▶ Work to complete
For the data below, report the number of lines that contain the string "loss" and nothing else.

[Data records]
-.-.-
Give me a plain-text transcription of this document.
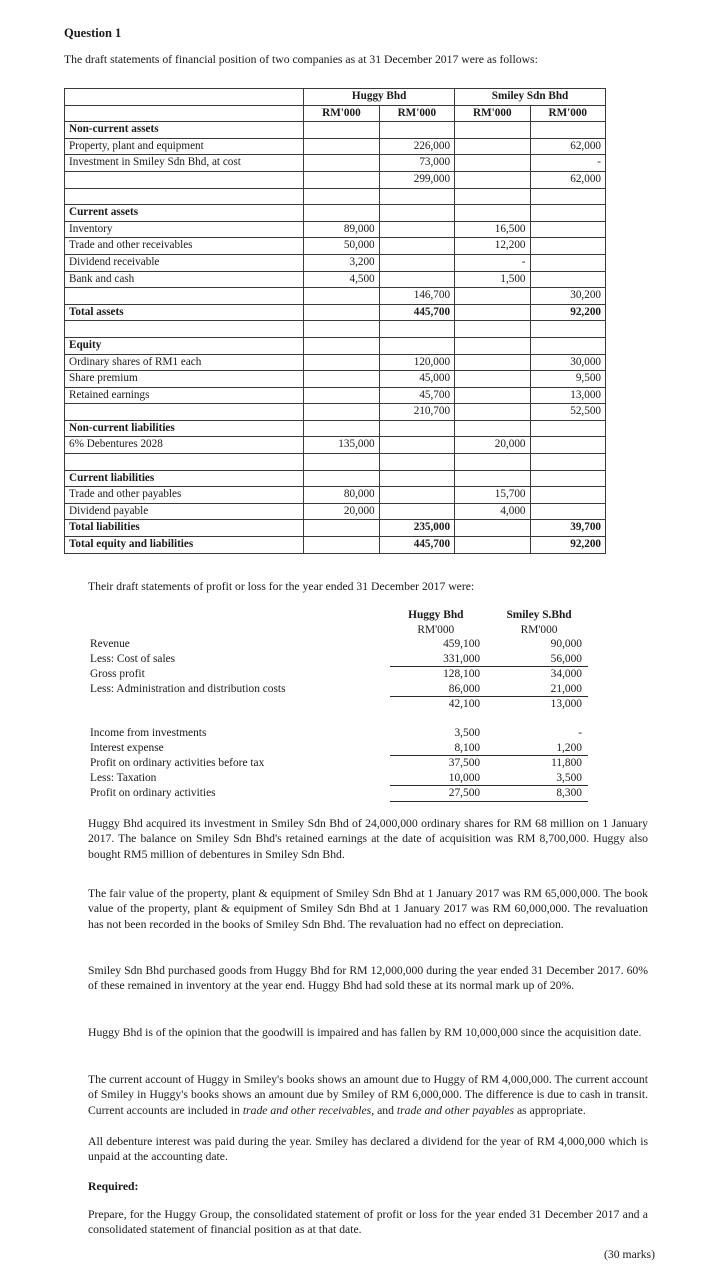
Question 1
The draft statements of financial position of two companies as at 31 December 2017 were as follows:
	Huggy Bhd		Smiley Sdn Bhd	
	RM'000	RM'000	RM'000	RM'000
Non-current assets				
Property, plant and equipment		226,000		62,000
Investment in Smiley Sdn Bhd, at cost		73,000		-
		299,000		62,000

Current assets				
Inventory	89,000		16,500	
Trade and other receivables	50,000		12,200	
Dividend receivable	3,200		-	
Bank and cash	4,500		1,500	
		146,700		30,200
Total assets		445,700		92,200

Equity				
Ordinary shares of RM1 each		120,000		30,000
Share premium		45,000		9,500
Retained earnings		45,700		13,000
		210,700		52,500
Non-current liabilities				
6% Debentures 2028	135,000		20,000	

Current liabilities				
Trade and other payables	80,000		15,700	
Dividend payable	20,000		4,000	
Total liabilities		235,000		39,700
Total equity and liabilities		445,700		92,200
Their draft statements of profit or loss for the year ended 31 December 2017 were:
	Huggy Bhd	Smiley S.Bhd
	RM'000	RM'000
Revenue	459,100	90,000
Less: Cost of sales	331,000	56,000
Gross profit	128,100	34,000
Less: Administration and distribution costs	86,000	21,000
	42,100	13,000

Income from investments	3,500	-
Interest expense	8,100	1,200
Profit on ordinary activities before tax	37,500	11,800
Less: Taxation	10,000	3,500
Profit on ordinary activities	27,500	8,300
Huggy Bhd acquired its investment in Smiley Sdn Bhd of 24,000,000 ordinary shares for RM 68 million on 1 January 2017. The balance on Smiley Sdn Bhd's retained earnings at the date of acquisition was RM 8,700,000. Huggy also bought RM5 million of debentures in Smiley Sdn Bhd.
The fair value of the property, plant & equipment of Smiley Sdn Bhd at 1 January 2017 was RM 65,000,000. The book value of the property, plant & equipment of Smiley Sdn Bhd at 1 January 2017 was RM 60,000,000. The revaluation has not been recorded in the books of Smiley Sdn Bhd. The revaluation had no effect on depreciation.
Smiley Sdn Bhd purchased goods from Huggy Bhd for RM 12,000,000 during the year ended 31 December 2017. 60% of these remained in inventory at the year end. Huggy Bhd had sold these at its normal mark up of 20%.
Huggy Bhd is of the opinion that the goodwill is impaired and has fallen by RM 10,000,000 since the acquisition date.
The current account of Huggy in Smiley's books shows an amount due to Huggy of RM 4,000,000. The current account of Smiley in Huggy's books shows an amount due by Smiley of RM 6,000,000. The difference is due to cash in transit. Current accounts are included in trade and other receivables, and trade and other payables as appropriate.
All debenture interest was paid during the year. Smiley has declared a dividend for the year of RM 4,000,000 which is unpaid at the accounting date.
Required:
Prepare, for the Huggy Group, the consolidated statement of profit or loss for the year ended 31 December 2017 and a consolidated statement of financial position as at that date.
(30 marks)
-.-.-
▶ Exercise answer
2